TASK TO CARRY OUT
Without the pictures, set down every line of the data exactly.
======== SUPPLIED RECORDS
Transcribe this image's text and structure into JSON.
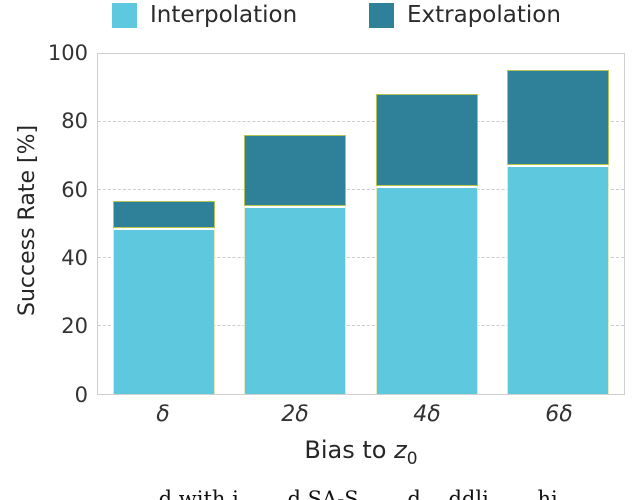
{
  "legend": {
    "items": [
      {
        "label": "Interpolation",
        "color": "#5ec9de"
      },
      {
        "label": "Extrapolation",
        "color": "#2f8199"
      }
    ]
  },
  "chart_data": {
    "type": "bar",
    "stacked": true,
    "categories": [
      "δ",
      "2δ",
      "4δ",
      "6δ"
    ],
    "series": [
      {
        "name": "Interpolation",
        "color": "#5ec9de",
        "values": [
          49,
          55.5,
          61.5,
          67.5
        ]
      },
      {
        "name": "Extrapolation",
        "color": "#2f8199",
        "values": [
          8,
          21,
          27,
          28
        ]
      }
    ],
    "stack_totals": [
      57,
      76.5,
      88.5,
      95.5
    ],
    "title": "",
    "xlabel": "Bias to z₀",
    "ylabel": "Success Rate [%]",
    "ylim": [
      0,
      100
    ],
    "yticks": [
      0,
      20,
      40,
      60,
      80,
      100
    ],
    "grid": "horizontal-dashed",
    "legend_position": "top"
  },
  "axes": {
    "ylabel": "Success Rate [%]",
    "ytick_labels": [
      "100",
      "80",
      "60",
      "40",
      "20",
      "0"
    ],
    "xtick_labels": [
      "δ",
      "2δ",
      "4δ",
      "6δ"
    ],
    "xlabel_prefix": "Bias to ",
    "xlabel_var": "z",
    "xlabel_sub": "0"
  },
  "caption": {
    "fragment": "… …d with i…  …d SA-S…  …d …ddli… …hi…"
  },
  "colors": {
    "interpolation": "#5ec9de",
    "extrapolation": "#2f8199",
    "bar_edge": "#b4c454",
    "segment_divider": "#ffffff",
    "grid": "#cccccc",
    "frame": "#cfcfcf",
    "text": "#262626"
  }
}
================
EXERCISE ANSWER
Transcribe this image's text and structure into JSON.
{
  "legend": {
    "items": [
      {
        "label": "Interpolation",
        "color": "#5ec9de"
      },
      {
        "label": "Extrapolation",
        "color": "#2f8199"
      }
    ]
  },
  "chart_data": {
    "type": "bar",
    "stacked": true,
    "categories": [
      "δ",
      "2δ",
      "4δ",
      "6δ"
    ],
    "series": [
      {
        "name": "Interpolation",
        "color": "#5ec9de",
        "values": [
          49,
          55.5,
          61.5,
          67.5
        ]
      },
      {
        "name": "Extrapolation",
        "color": "#2f8199",
        "values": [
          8,
          21,
          27,
          28
        ]
      }
    ],
    "stack_totals": [
      57,
      76.5,
      88.5,
      95.5
    ],
    "title": "",
    "xlabel": "Bias to z₀",
    "ylabel": "Success Rate [%]",
    "ylim": [
      0,
      100
    ],
    "yticks": [
      0,
      20,
      40,
      60,
      80,
      100
    ],
    "grid": "horizontal-dashed",
    "legend_position": "top"
  },
  "axes": {
    "ylabel": "Success Rate [%]",
    "ytick_labels": [
      "100",
      "80",
      "60",
      "40",
      "20",
      "0"
    ],
    "xtick_labels": [
      "δ",
      "2δ",
      "4δ",
      "6δ"
    ],
    "xlabel_prefix": "Bias to ",
    "xlabel_var": "z",
    "xlabel_sub": "0"
  },
  "caption": {
    "fragment": "… …d with i…  …d SA-S…  …d …ddli… …hi…"
  },
  "colors": {
    "interpolation": "#5ec9de",
    "extrapolation": "#2f8199",
    "bar_edge": "#b4c454",
    "segment_divider": "#ffffff",
    "grid": "#cccccc",
    "frame": "#cfcfcf",
    "text": "#262626"
  }
}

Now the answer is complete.